**The task**. Search the data for the string "from" and gather each line it is in.

[Collected data]
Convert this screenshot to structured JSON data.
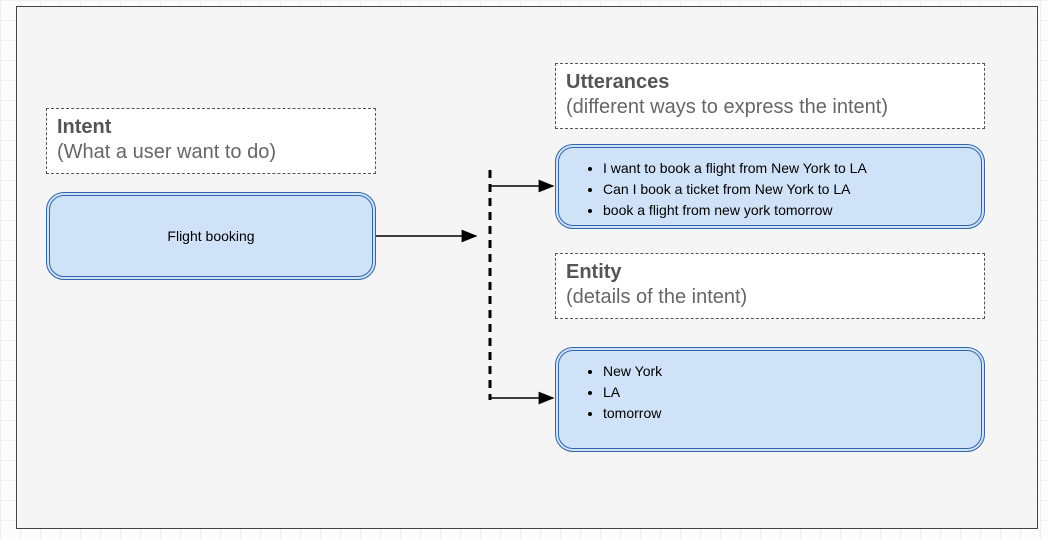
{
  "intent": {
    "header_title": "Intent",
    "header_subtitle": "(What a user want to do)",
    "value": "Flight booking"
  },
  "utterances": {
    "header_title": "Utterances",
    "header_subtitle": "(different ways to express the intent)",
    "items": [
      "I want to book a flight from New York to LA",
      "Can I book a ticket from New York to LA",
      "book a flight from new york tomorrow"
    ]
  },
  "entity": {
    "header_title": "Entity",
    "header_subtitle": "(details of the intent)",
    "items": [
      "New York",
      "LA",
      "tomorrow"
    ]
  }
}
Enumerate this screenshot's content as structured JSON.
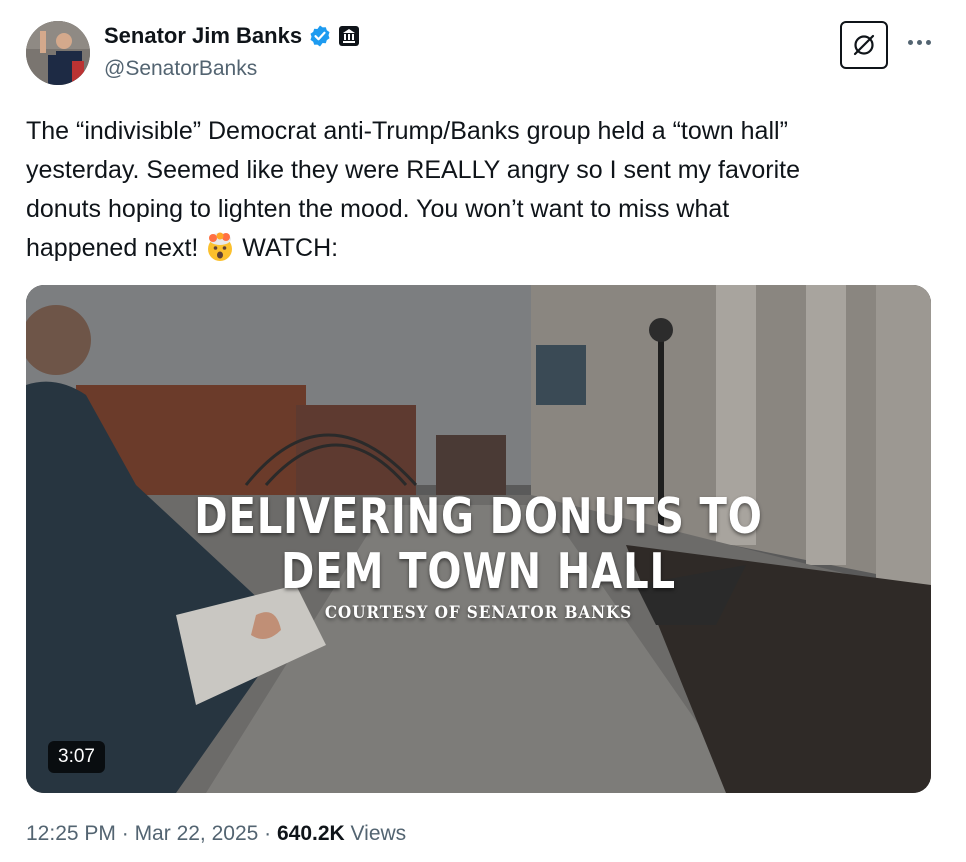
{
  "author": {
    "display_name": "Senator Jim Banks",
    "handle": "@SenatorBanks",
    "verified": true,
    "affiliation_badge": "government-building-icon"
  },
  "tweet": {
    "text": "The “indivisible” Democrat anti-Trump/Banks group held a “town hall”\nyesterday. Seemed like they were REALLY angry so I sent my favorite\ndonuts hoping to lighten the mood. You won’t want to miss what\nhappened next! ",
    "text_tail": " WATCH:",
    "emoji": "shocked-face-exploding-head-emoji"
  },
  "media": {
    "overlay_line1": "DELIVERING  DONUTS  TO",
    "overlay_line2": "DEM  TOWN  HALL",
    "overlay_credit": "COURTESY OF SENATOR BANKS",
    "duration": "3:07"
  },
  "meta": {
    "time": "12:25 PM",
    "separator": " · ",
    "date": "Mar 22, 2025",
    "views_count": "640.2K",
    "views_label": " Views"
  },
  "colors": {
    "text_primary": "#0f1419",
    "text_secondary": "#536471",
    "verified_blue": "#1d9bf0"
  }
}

**Solution to the problem**.
      "I want to book a flight from New York to LA",
      "Can I book a ticket from New York to LA",
      "book a flight from new york tomorrow"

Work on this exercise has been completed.